# WRITTEN PROBLEM 1:
Answer these questions about the forum thread on whether corrigibility can be learned safely:
(a) At what time on 4 Apr 2018 did William_S post his comment?
(b) Besides infinite computation time, what does William_S's comment say amplify(overseer) would have?
(c) In the reply, what does paulfchristiano say the core will probably have to do?

# SELECTION:
William_S comments on Can corrigibility be learned safely?

William_S 4 Apr 2018 17:45 UTC
LW: 2 AF: 2
0
AF
I don’t have optimism about finding a core which is already highly competent at these tasks.
I’m a little confused about what this statement means. I thought that if you have an overseer that implements some reasoning core, and consider amplify(overseer) with infinite computation time and unlimited ability to query the world (ie. for background information on what humans seem to want, how they behave, etc.), then amplify(overseer) should be able to solve any problem that an agent produced by iterating IDA could solve.
Did you mean to say that
- “already highly competent at these tasks” means that the core should be able to solve these problems without querying the world at all, and this is not likely to be possible?
- you don’t expect to find a core such that only one round of amplification of amplify(overseer) can solve practical tasks in any reasonable amount of time/number of queries?
- There is some other way that the agent produced by IDA would be more competent than the original amplified overseer?
- paulfchristiano 4 Apr 2018 19:38 UTC
  LW: 3 AF: 2
  0
  AF Parent
  I mean that the core itself, as a policy, won’t be able to solve these problems. It also won’t solve it after a small number of amplification steps. And probably it will have to query the world.

# WRITTEN PROBLEM 2:
Echo the listing from its start through the line containing "- measuring-range-cell: 1,00 … 9,99 мкА: [398, 342, 570, 369]", with both ends included.

# MATERIALS PROVIDED:
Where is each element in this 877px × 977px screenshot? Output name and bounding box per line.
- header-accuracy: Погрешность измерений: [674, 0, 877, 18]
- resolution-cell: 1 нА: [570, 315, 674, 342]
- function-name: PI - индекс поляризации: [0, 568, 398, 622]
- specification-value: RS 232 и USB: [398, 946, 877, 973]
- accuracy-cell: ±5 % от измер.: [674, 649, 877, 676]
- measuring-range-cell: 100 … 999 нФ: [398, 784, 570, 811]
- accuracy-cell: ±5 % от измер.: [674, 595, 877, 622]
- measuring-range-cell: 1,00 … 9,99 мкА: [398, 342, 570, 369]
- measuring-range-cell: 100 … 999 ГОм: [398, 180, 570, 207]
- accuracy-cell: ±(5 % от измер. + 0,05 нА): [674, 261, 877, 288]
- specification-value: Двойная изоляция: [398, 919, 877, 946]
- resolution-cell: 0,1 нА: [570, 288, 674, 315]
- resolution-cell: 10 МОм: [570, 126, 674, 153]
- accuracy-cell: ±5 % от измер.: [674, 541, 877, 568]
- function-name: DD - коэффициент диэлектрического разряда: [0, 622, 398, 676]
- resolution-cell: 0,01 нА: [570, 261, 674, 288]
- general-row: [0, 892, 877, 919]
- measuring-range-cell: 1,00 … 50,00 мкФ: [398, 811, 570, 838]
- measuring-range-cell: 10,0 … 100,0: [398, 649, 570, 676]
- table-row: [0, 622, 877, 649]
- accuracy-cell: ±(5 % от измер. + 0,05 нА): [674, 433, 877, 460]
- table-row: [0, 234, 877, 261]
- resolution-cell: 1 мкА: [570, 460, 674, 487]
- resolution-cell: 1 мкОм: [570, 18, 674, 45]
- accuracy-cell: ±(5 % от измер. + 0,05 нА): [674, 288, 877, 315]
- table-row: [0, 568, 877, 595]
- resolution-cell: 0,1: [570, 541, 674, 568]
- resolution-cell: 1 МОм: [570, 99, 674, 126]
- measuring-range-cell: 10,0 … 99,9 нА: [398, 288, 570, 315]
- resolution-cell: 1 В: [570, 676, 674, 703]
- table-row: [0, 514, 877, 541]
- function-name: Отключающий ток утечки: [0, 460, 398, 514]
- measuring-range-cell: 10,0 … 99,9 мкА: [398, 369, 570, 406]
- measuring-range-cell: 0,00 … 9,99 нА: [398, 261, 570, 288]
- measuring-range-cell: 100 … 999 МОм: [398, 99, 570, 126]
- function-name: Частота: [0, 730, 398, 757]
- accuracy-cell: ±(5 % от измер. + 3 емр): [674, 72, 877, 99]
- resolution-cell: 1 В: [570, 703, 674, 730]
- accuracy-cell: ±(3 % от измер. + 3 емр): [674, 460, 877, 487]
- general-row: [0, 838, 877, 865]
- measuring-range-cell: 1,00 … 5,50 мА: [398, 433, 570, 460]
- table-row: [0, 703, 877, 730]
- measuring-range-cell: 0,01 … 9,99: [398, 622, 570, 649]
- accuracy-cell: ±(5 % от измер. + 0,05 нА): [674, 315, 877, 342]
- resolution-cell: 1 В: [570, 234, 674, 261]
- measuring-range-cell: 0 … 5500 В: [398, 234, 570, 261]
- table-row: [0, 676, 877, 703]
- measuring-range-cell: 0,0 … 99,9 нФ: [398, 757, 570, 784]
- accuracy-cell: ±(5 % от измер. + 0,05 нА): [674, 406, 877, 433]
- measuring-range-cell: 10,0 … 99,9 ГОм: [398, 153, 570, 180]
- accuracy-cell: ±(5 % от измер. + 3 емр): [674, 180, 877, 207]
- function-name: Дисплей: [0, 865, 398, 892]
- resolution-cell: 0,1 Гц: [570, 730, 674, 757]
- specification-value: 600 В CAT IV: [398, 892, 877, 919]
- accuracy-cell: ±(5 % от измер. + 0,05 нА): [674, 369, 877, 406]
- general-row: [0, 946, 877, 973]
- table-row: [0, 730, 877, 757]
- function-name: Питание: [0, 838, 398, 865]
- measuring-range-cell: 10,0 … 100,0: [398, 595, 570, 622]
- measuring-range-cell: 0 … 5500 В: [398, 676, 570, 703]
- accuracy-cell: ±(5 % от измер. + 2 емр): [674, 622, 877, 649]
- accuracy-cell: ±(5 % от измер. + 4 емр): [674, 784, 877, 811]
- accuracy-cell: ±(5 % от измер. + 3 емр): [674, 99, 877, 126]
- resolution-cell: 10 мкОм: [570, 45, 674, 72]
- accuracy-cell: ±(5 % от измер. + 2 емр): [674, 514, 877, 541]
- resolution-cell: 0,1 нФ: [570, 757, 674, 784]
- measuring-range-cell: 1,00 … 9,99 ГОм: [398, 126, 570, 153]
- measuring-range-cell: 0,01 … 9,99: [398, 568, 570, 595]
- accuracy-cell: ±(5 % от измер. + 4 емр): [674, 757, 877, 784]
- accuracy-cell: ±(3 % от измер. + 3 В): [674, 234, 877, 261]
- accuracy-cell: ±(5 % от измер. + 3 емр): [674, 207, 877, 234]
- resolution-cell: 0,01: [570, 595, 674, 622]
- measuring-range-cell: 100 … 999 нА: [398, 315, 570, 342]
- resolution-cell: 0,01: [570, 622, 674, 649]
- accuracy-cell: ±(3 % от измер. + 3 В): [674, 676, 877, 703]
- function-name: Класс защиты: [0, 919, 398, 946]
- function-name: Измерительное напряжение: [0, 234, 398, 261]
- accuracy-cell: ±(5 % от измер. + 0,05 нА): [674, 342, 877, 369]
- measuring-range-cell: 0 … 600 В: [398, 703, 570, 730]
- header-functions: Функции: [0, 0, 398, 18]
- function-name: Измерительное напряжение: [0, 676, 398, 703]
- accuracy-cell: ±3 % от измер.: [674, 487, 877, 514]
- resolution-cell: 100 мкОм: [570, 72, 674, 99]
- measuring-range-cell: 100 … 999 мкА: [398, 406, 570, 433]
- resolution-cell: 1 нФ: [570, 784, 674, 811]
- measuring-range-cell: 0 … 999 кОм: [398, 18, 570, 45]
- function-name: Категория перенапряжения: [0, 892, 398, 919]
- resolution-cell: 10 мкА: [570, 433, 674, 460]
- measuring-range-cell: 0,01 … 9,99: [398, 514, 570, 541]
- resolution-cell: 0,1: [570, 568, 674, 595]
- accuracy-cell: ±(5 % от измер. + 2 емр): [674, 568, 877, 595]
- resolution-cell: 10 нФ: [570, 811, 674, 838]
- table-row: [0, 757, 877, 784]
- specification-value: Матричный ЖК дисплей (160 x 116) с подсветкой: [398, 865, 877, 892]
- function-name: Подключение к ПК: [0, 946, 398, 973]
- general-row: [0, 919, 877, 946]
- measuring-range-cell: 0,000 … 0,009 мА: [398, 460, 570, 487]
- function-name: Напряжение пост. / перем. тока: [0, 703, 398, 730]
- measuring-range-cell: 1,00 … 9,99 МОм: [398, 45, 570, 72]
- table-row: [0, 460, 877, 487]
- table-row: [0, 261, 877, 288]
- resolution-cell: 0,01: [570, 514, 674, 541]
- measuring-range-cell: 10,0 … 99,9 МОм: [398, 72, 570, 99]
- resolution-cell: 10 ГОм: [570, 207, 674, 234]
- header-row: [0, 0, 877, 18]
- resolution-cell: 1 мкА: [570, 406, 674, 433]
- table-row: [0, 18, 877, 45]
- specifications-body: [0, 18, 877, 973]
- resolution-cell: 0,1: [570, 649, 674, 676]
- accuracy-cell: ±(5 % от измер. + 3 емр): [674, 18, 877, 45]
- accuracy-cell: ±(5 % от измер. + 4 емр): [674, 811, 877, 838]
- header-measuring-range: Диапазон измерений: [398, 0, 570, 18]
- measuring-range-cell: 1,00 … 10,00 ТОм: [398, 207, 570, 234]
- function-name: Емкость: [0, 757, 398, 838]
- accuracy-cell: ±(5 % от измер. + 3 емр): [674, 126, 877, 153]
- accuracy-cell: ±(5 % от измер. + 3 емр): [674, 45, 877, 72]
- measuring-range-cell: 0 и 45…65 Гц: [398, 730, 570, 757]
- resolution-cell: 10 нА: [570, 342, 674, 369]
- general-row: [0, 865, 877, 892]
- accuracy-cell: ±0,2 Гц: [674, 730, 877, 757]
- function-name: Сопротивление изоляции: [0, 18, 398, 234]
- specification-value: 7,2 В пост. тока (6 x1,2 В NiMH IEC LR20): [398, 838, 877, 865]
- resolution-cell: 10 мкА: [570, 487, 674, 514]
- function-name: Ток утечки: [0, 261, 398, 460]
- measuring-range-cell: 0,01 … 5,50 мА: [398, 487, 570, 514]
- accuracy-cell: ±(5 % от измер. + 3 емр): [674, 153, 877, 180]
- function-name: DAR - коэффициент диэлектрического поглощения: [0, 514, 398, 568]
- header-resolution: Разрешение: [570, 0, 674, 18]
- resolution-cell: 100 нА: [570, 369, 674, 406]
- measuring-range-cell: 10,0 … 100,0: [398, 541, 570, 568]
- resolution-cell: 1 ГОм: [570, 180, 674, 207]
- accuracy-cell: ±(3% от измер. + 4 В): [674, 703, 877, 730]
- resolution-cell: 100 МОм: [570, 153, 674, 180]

# FULL ANSWER 1:
(a) 17:45 UTC
(b) Unlimited ability to query the world
(c) Query the world

# FULL ANSWER 2:
Where is each element in this 877px × 977px screenshot? Output name and bounding box per line.
- header-accuracy: Погрешность измерений: [674, 0, 877, 18]
- resolution-cell: 1 нА: [570, 315, 674, 342]
- function-name: PI - индекс поляризации: [0, 568, 398, 622]
- specification-value: RS 232 и USB: [398, 946, 877, 973]
- accuracy-cell: ±5 % от измер.: [674, 649, 877, 676]
- measuring-range-cell: 100 … 999 нФ: [398, 784, 570, 811]
- accuracy-cell: ±5 % от измер.: [674, 595, 877, 622]
- measuring-range-cell: 1,00 … 9,99 мкА: [398, 342, 570, 369]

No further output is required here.